-- JOBS --
- a) In the artist's statement about the Pit Bull portraits and hosiery photographs, what pattern was recorded by rubbing the two nudes close together?
- b) Continue the artist's statement about the Pit Bull portraits and hosiery photographs, starting after its final sentence.

-- TEXT SEGMENT --
____

As an investigation to the first provincial-wide banning of Pit Bull dogs, I recorded the last of the species in Ontario. The result of an open call in the Toronto area led to 32 portraits. Because the ban prohibits any new Pit Bull dogs, or Pit Bull-types from being brought into the province, or for new litters from being bred, these are the last of their kind.
6, Individually framed, 60 x 48 inches each
3 of 6 Full pieces shown with details and Installation
"Black" also shown (extension beyond Nudes)
By duplicating the grid of nude hosiery and rubbing the two nudes close together, I recorded the moiré pattern that occurs when two weaves do not match up and distribute their proportions unevenly. The result is a very organic pattern resembling knots on trees, tiger stripes, or optical illusions. The illusion changes dependent on the viewers positioning, or in this case -the positioning of the camera.
6 Individually framed, 60 x 48 inches each
3 of 6 shown, plus 3 details, and Installation at Republic Gallery
Six large-scale monochromatic photographs depict an enlarged recording of the weaving patterns and details of sheer women's panty-hose. Each nude shade depicts its own marks from the wearing and wearing down of the surface. The nudes test the idea of imitation and actual flesh, synthetic and organic structures, and the grid vs. the cloud.

____

-- DATA LINES --

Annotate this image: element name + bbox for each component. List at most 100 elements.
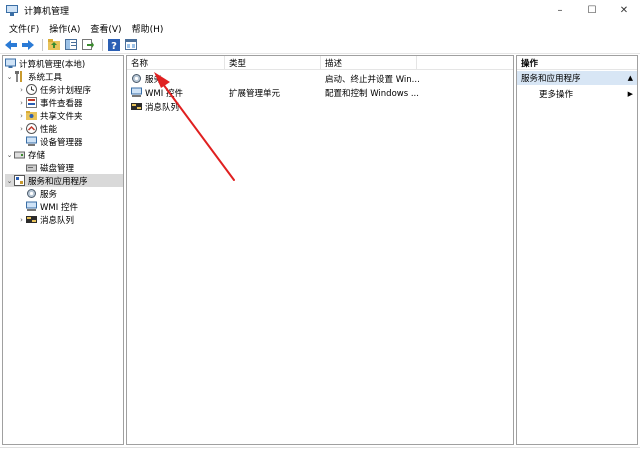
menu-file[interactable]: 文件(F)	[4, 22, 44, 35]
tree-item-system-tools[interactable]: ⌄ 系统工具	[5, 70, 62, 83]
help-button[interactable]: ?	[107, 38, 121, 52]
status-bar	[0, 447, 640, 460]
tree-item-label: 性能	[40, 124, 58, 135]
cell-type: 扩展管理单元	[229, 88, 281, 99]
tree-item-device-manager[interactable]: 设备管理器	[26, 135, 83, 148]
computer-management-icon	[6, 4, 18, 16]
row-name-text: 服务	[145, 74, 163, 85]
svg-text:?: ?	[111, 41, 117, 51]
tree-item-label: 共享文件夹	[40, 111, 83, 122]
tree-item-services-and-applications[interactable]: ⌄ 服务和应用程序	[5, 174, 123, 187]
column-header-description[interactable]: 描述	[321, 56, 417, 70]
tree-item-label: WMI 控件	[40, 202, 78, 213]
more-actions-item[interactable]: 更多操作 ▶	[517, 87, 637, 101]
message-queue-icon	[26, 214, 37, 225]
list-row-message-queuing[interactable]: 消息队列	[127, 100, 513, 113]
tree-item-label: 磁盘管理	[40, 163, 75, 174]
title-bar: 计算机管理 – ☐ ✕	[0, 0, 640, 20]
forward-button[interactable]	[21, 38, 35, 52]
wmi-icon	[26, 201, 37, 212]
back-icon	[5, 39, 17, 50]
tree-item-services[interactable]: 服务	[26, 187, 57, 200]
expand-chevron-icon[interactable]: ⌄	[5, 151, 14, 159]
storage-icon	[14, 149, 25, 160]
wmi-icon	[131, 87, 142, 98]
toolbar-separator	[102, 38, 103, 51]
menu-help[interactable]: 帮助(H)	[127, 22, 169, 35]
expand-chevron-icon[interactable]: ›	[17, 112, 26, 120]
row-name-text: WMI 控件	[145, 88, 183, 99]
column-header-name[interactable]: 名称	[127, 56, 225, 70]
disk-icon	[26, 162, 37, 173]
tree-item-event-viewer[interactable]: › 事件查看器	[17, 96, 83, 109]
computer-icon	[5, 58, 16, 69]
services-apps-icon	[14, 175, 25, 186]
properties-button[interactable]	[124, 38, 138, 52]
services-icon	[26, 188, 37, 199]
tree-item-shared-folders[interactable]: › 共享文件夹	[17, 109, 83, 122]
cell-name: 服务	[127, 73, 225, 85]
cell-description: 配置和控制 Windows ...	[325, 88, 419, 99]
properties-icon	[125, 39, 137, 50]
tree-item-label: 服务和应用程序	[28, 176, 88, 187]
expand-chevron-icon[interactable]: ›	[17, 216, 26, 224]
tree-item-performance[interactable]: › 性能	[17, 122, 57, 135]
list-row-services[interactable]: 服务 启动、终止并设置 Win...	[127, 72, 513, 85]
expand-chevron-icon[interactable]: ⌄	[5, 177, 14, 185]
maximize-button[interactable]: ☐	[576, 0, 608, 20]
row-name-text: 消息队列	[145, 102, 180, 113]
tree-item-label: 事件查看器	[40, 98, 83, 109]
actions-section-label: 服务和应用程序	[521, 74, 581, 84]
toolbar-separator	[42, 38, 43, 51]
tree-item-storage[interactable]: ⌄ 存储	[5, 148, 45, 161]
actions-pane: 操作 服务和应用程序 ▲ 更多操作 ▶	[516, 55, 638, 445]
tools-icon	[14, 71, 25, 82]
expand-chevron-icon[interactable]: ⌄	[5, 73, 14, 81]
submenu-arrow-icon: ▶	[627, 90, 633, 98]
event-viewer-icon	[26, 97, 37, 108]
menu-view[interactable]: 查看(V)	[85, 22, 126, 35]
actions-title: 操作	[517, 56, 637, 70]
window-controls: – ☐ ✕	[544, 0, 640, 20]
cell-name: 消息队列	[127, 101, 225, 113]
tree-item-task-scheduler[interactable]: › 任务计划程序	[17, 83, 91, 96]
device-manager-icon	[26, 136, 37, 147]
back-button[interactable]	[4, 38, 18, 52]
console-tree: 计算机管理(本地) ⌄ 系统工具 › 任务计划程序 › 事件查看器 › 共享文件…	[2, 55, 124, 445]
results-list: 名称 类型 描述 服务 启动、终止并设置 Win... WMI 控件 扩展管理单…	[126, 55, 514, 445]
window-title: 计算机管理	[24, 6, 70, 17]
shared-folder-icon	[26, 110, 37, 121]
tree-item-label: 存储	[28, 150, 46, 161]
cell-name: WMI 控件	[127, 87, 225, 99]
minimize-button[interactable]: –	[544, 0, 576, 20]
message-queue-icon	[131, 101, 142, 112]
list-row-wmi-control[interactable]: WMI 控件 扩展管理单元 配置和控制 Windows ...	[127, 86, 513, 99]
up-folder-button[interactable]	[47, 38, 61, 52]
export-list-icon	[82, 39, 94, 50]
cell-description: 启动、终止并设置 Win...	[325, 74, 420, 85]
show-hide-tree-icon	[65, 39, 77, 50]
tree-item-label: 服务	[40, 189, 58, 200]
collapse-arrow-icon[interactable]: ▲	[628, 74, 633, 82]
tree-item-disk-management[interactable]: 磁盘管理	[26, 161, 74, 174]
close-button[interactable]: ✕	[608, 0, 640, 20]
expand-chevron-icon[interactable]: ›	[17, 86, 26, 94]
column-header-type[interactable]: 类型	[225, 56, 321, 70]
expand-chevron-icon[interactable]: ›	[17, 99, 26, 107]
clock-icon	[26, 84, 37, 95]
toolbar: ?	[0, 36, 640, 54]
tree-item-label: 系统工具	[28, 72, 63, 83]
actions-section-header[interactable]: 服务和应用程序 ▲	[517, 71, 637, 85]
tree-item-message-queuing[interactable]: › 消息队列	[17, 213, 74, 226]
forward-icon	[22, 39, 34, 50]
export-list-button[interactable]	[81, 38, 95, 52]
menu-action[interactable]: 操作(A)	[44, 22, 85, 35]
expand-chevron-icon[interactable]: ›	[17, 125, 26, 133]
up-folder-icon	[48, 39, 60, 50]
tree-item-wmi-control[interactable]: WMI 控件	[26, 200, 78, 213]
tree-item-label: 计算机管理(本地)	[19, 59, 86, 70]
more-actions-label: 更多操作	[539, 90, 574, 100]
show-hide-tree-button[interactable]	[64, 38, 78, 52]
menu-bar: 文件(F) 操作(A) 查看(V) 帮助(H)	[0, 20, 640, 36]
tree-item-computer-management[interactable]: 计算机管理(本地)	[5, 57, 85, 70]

____

-- ANSWERS TO THE TASKS --
- a) The moiré pattern that occurs when two weaves do not match up.

- b)
|Series: Nail Polish Drops
Individually framed, 8, 28 x 18 inches each
Gold, Blue, Copper, Lead, Lead Detail, Silver, Bronze
Installation at Republic Gallery, Vancouver
Different nail lacquers are dropped into water where they take on organic and natural characteristics. The purity of the water, which alters their shape, represents an unconscious environment that has no set motives. The drips suggest expressionistic performance painting caught in action, and comment on notions of autonomy and abstraction. Industrial paint pigments are replaced by cosmetic nail lacquer, intended for vanity and ornamentation of the feminine subject. Chrome material polishes were chosen as a way of accessing a masculine tone of ornamentation. Lead, copper, gold, silver and bronze are liquefied from their original use of decorating motorcycles and cars, or acting as competitive sports metal winnings.
|Series: Nail Polish Drops
18, Individually framed, 12 x 12 inches each
5 of 18 images and detail shown
Small precious gems start to appear when nail laquer is dropped into water. The preciousness of pearls and gems remind us of 'natural' and 'valuable' charms used to adorn a woman's neck for the sake of womanliness. The synthetic quality of the lacquer pigments mimic, as well as transform, the concept of the pearl.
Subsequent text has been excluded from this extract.